EXERCISE DESCRIPTION: Of the lines in the records that follow, how many include the word "Hash"? Answer with a bare number.

-- GIVEN ENTRIES start --

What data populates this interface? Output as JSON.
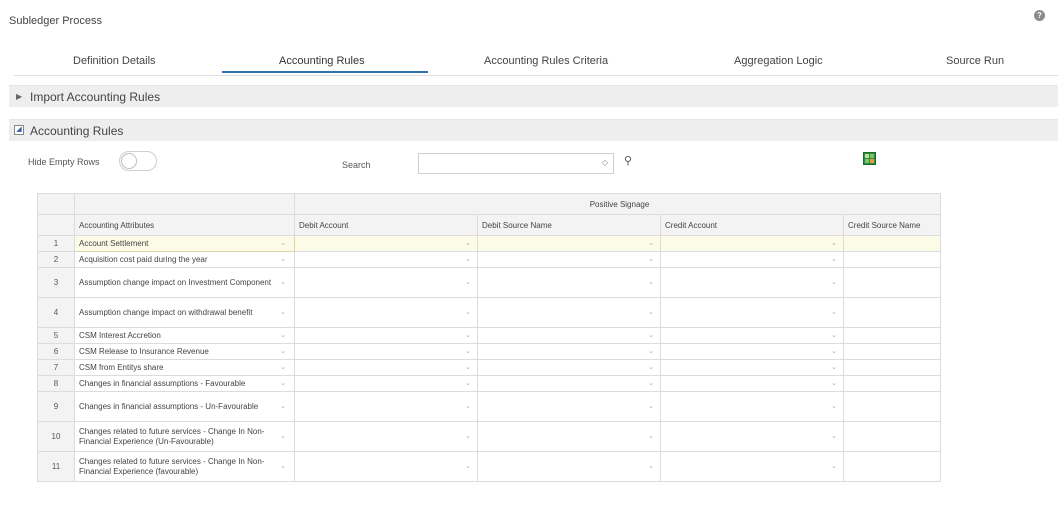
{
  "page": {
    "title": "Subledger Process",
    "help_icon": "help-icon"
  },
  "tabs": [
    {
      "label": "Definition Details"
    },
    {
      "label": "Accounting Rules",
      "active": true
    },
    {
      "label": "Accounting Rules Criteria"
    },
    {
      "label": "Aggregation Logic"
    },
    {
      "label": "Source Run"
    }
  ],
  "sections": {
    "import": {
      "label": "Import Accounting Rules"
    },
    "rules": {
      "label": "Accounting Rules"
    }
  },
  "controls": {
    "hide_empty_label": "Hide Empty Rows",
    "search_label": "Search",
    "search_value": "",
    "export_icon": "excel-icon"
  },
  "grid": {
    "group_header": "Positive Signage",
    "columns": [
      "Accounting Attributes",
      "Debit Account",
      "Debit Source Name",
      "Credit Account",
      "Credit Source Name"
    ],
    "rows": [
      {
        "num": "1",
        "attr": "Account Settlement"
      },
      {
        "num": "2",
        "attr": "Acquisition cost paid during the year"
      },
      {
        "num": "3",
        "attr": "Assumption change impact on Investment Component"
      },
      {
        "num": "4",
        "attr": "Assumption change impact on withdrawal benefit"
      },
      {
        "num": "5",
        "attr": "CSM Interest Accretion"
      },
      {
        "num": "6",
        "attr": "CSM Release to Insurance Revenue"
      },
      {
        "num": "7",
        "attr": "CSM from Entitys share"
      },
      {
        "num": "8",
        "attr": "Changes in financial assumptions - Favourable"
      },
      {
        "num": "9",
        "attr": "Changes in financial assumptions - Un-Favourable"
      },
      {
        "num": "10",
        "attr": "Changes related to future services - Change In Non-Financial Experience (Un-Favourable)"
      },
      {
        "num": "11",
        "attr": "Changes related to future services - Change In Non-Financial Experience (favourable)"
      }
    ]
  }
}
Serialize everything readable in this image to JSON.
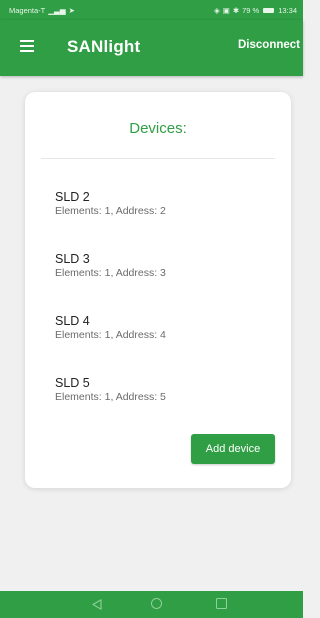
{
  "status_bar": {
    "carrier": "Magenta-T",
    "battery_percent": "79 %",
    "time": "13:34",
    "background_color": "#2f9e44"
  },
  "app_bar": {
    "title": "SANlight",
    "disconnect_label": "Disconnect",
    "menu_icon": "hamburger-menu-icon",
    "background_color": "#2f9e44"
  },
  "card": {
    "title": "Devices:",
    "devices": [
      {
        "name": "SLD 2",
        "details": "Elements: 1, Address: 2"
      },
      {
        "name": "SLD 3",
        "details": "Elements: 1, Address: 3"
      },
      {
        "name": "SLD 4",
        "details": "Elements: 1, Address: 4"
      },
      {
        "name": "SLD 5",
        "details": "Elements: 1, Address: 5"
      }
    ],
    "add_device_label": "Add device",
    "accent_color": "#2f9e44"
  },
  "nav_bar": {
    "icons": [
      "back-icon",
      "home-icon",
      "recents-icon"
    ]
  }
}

-- GIVEN ENTRIES end --
-- GIVEN ENTRIES start --

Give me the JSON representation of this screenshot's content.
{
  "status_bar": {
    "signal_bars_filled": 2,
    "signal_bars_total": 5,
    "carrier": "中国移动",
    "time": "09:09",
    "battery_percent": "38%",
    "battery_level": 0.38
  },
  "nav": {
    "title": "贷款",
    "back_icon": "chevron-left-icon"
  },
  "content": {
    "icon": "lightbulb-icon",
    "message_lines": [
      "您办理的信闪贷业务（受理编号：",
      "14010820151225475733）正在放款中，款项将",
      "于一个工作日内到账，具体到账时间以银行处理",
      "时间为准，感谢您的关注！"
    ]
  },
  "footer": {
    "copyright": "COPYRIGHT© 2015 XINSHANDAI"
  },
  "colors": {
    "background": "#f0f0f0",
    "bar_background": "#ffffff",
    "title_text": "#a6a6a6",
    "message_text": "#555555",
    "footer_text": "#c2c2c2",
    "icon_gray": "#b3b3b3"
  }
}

-- GIVEN ENTRIES end --
-- GIVEN ENTRIES start --

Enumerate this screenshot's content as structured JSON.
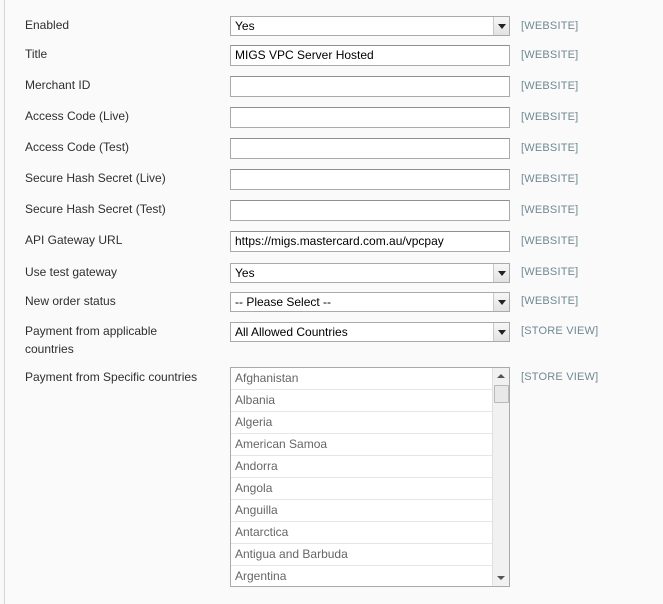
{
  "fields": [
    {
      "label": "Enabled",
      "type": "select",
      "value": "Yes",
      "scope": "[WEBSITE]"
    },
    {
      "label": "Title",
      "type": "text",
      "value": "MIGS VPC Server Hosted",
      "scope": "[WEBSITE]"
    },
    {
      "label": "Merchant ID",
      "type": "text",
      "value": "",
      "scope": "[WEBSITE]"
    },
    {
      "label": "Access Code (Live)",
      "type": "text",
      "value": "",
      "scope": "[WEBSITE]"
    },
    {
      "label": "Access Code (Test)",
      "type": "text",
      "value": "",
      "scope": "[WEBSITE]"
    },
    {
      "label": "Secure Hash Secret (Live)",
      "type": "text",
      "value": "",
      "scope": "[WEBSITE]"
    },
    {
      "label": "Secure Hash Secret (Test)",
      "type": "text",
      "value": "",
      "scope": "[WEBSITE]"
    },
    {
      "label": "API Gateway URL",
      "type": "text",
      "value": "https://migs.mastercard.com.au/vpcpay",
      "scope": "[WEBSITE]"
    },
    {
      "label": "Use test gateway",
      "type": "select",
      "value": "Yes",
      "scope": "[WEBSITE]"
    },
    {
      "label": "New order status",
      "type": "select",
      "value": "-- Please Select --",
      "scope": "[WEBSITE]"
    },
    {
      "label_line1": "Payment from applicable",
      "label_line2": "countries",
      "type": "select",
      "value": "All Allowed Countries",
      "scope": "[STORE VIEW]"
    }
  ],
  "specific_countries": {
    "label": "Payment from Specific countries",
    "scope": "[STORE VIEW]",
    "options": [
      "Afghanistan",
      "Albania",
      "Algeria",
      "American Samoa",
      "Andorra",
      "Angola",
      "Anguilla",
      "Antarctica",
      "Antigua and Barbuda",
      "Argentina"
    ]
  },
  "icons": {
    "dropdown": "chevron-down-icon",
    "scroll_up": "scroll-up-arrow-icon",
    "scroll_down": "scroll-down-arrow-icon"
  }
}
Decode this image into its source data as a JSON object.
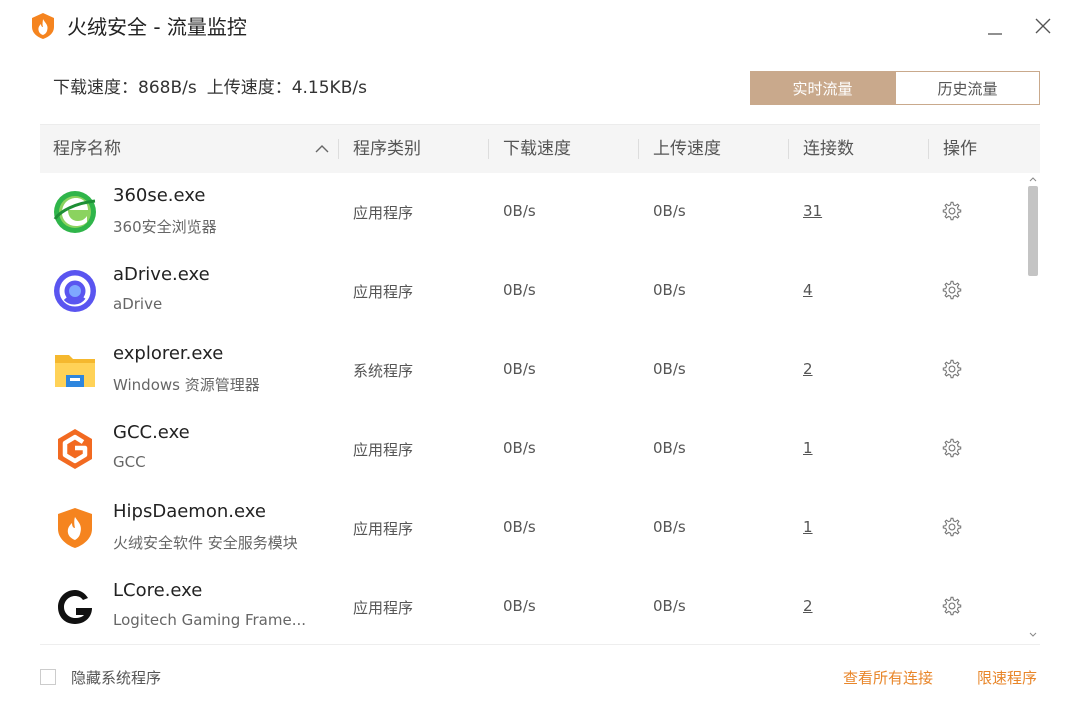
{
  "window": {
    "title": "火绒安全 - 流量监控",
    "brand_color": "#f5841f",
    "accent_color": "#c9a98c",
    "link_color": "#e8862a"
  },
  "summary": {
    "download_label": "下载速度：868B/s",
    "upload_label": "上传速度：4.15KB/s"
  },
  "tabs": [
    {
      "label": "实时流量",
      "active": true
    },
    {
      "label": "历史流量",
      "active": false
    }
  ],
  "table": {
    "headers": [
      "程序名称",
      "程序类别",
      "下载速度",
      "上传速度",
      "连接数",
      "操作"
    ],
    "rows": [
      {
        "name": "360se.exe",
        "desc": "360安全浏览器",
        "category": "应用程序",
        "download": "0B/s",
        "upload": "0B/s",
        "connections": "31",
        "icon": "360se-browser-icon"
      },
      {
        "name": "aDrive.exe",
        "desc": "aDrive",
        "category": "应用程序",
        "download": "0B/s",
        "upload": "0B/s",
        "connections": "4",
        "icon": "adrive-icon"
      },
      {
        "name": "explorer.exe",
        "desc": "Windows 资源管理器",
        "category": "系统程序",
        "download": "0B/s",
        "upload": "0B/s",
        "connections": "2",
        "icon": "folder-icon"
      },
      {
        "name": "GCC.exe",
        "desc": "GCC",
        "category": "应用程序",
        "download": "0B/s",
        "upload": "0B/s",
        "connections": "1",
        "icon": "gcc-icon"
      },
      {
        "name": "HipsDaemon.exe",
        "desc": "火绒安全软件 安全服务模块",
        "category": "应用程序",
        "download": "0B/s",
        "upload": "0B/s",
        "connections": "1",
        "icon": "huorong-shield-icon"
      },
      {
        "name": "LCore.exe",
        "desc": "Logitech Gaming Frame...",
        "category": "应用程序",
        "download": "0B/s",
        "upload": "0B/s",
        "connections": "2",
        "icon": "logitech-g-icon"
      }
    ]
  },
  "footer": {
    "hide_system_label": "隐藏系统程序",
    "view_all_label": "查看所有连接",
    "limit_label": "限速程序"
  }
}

-- GIVEN ENTRIES end --

ANSWER IN FULL: 2